EXERCISE INPUT:
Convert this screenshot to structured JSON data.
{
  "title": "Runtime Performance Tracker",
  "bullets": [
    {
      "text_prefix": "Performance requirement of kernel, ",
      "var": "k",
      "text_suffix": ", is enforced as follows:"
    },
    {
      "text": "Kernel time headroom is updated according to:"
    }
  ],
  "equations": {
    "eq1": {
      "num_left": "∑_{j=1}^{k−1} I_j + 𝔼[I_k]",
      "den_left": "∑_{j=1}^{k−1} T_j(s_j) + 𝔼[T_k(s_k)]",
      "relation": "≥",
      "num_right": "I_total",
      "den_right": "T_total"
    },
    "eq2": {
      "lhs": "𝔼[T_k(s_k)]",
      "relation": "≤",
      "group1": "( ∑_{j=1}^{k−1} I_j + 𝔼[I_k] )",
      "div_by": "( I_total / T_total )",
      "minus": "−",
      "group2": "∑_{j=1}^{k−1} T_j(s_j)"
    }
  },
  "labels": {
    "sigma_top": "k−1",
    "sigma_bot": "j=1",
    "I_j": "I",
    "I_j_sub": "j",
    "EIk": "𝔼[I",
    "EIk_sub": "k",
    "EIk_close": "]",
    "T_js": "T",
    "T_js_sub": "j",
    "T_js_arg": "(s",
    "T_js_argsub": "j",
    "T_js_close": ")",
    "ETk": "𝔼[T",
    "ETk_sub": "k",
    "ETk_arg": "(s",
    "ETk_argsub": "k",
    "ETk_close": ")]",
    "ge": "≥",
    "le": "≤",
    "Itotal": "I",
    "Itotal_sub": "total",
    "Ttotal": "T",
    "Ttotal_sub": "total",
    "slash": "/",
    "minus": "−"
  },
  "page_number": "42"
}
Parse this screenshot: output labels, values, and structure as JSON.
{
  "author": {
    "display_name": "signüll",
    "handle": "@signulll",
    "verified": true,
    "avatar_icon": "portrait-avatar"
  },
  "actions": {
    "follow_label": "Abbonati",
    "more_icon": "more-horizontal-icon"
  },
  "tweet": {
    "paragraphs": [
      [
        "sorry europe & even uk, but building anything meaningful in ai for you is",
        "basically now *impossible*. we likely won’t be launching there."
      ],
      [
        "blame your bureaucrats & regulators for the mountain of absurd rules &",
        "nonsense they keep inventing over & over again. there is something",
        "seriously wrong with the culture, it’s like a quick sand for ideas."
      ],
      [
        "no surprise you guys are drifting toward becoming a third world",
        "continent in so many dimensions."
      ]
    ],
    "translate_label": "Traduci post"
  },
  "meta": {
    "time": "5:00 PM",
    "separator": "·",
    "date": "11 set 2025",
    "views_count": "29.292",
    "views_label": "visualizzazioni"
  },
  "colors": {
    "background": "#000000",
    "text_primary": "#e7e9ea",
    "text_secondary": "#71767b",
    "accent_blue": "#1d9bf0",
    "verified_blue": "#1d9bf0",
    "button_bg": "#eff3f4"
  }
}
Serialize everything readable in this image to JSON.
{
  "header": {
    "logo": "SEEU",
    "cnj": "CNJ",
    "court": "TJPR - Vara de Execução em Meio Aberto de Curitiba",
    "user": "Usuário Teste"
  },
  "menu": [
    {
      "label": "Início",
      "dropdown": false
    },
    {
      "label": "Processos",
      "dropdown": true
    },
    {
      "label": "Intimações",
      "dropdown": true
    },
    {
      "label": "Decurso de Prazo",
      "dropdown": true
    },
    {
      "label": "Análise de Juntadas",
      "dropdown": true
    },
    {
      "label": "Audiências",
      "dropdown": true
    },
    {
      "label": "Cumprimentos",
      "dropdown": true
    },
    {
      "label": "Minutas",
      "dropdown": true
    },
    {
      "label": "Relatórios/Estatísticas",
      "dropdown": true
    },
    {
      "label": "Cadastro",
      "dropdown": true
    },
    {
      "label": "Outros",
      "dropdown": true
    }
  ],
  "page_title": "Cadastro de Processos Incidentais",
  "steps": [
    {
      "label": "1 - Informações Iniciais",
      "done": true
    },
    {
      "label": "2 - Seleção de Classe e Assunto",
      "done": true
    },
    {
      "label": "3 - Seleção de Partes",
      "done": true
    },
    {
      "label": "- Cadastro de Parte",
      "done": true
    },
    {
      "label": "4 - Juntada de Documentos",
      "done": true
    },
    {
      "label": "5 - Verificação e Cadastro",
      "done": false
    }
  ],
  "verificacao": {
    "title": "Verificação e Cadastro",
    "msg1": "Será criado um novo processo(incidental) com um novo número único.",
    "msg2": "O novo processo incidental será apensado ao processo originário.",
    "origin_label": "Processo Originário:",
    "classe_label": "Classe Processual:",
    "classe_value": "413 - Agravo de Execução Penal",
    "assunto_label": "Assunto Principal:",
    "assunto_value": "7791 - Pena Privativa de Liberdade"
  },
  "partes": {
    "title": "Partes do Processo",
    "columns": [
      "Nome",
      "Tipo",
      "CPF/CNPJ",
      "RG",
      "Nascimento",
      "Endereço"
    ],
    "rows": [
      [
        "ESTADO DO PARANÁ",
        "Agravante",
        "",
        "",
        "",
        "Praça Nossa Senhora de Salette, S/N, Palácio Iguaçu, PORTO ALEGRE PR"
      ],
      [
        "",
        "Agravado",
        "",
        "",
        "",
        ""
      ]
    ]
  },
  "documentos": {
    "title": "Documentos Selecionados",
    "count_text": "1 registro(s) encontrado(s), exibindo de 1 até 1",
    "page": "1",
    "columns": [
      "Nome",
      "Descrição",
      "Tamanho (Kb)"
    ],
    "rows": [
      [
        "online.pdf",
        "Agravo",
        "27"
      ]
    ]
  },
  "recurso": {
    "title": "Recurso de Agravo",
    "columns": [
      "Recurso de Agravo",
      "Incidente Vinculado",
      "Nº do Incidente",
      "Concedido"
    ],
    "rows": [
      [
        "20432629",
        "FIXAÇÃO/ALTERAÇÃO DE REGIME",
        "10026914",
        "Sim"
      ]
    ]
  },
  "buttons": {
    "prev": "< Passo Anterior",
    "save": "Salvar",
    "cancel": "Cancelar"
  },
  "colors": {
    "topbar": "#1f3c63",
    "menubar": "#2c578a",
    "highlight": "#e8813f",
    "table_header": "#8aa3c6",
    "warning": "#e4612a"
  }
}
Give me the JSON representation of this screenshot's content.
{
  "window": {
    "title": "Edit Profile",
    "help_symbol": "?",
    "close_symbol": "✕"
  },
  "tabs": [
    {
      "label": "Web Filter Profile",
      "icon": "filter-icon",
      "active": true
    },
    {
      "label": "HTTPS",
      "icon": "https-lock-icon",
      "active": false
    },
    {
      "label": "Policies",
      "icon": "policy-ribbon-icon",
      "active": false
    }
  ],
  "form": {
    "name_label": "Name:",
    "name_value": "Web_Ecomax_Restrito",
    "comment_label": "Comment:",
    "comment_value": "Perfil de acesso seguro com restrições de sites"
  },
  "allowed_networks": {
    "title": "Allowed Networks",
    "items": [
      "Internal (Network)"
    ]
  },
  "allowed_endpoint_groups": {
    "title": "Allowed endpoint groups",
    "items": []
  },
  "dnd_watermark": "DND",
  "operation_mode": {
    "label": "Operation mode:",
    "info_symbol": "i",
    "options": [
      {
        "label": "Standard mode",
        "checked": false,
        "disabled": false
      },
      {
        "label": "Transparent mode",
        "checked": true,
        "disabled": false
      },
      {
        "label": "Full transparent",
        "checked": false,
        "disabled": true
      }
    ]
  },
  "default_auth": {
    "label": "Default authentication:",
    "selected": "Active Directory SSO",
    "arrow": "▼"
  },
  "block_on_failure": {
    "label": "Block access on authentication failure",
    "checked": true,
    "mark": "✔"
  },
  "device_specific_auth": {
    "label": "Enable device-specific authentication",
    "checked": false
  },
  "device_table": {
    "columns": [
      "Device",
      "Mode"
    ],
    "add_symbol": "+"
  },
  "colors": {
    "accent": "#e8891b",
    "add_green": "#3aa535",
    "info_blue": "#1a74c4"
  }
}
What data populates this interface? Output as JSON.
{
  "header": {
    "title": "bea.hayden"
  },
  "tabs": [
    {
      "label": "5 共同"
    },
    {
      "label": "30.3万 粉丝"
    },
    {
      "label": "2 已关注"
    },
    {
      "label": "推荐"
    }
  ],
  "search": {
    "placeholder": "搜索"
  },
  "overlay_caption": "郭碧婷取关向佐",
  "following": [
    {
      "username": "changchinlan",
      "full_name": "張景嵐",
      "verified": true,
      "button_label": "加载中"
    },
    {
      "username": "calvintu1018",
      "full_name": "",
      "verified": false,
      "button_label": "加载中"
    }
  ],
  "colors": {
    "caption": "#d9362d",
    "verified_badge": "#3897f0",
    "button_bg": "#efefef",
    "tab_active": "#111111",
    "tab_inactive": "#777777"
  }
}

WHAT TO WORK ON:
Filter the data for the string "Incidente" and copy every line that has it.

FINAL ANSWER:
      "Incidente Vinculado",
      "Nº do Incidente",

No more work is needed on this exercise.